- [Your objective] Your task is to retype each line of the data below exactly.

- [Input for this task]
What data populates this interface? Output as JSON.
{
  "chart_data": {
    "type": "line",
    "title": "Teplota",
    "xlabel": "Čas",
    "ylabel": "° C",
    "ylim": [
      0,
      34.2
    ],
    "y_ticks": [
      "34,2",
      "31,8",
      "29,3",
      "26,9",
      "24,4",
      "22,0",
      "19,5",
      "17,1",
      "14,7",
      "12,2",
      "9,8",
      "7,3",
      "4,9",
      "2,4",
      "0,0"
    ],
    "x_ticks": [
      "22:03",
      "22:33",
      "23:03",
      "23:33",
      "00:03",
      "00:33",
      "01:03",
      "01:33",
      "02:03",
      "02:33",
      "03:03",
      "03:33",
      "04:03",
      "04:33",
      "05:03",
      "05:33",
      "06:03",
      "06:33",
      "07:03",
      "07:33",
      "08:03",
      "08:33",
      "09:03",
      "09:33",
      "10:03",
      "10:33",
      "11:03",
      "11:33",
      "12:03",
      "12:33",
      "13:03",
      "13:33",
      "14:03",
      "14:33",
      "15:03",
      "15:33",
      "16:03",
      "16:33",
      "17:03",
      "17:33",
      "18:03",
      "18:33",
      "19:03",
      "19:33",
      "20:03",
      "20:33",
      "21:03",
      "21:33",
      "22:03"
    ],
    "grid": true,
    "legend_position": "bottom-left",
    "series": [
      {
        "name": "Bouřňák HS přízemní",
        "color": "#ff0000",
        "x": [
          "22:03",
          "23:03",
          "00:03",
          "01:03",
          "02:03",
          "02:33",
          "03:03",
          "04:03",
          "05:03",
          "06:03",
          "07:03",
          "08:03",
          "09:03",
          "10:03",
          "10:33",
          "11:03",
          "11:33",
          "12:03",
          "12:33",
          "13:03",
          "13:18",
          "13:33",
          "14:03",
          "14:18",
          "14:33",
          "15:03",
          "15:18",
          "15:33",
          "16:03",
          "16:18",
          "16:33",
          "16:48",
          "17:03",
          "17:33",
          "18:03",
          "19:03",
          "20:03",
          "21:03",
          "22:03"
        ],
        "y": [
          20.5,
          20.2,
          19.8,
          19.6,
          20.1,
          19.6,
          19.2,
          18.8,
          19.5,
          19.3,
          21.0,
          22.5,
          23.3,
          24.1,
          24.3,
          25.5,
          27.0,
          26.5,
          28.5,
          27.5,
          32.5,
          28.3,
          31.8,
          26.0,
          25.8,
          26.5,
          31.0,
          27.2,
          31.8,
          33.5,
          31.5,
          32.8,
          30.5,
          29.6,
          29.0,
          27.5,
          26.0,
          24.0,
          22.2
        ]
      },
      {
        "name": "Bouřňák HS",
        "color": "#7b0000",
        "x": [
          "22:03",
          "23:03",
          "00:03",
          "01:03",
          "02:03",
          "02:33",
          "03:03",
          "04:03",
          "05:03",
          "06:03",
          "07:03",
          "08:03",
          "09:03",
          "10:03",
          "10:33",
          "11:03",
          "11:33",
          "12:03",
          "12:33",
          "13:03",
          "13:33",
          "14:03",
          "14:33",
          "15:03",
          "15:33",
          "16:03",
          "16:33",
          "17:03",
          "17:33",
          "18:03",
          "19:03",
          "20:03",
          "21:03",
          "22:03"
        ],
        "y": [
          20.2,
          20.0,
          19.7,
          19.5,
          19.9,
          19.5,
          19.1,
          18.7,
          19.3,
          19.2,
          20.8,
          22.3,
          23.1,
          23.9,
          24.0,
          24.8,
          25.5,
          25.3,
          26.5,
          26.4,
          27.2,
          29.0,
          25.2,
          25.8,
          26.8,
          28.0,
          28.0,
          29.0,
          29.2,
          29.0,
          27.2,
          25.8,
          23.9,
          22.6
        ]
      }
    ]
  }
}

- [Completed task]
What data populates this interface? Output as JSON.
{
  "chart_data": {
    "type": "line",
    "title": "Teplota",
    "xlabel": "Čas",
    "ylabel": "° C",
    "ylim": [
      0,
      34.2
    ],
    "y_ticks": [
      "34,2",
      "31,8",
      "29,3",
      "26,9",
      "24,4",
      "22,0",
      "19,5",
      "17,1",
      "14,7",
      "12,2",
      "9,8",
      "7,3",
      "4,9",
      "2,4",
      "0,0"
    ],
    "x_ticks": [
      "22:03",
      "22:33",
      "23:03",
      "23:33",
      "00:03",
      "00:33",
      "01:03",
      "01:33",
      "02:03",
      "02:33",
      "03:03",
      "03:33",
      "04:03",
      "04:33",
      "05:03",
      "05:33",
      "06:03",
      "06:33",
      "07:03",
      "07:33",
      "08:03",
      "08:33",
      "09:03",
      "09:33",
      "10:03",
      "10:33",
      "11:03",
      "11:33",
      "12:03",
      "12:33",
      "13:03",
      "13:33",
      "14:03",
      "14:33",
      "15:03",
      "15:33",
      "16:03",
      "16:33",
      "17:03",
      "17:33",
      "18:03",
      "18:33",
      "19:03",
      "19:33",
      "20:03",
      "20:33",
      "21:03",
      "21:33",
      "22:03"
    ],
    "grid": true,
    "legend_position": "bottom-left",
    "series": [
      {
        "name": "Bouřňák HS přízemní",
        "color": "#ff0000",
        "x": [
          "22:03",
          "23:03",
          "00:03",
          "01:03",
          "02:03",
          "02:33",
          "03:03",
          "04:03",
          "05:03",
          "06:03",
          "07:03",
          "08:03",
          "09:03",
          "10:03",
          "10:33",
          "11:03",
          "11:33",
          "12:03",
          "12:33",
          "13:03",
          "13:18",
          "13:33",
          "14:03",
          "14:18",
          "14:33",
          "15:03",
          "15:18",
          "15:33",
          "16:03",
          "16:18",
          "16:33",
          "16:48",
          "17:03",
          "17:33",
          "18:03",
          "19:03",
          "20:03",
          "21:03",
          "22:03"
        ],
        "y": [
          20.5,
          20.2,
          19.8,
          19.6,
          20.1,
          19.6,
          19.2,
          18.8,
          19.5,
          19.3,
          21.0,
          22.5,
          23.3,
          24.1,
          24.3,
          25.5,
          27.0,
          26.5,
          28.5,
          27.5,
          32.5,
          28.3,
          31.8,
          26.0,
          25.8,
          26.5,
          31.0,
          27.2,
          31.8,
          33.5,
          31.5,
          32.8,
          30.5,
          29.6,
          29.0,
          27.5,
          26.0,
          24.0,
          22.2
        ]
      },
      {
        "name": "Bouřňák HS",
        "color": "#7b0000",
        "x": [
          "22:03",
          "23:03",
          "00:03",
          "01:03",
          "02:03",
          "02:33",
          "03:03",
          "04:03",
          "05:03",
          "06:03",
          "07:03",
          "08:03",
          "09:03",
          "10:03",
          "10:33",
          "11:03",
          "11:33",
          "12:03",
          "12:33",
          "13:03",
          "13:33",
          "14:03",
          "14:33",
          "15:03",
          "15:33",
          "16:03",
          "16:33",
          "17:03",
          "17:33",
          "18:03",
          "19:03",
          "20:03",
          "21:03",
          "22:03"
        ],
        "y": [
          20.2,
          20.0,
          19.7,
          19.5,
          19.9,
          19.5,
          19.1,
          18.7,
          19.3,
          19.2,
          20.8,
          22.3,
          23.1,
          23.9,
          24.0,
          24.8,
          25.5,
          25.3,
          26.5,
          26.4,
          27.2,
          29.0,
          25.2,
          25.8,
          26.8,
          28.0,
          28.0,
          29.0,
          29.2,
          29.0,
          27.2,
          25.8,
          23.9,
          22.6
        ]
      }
    ]
  }
}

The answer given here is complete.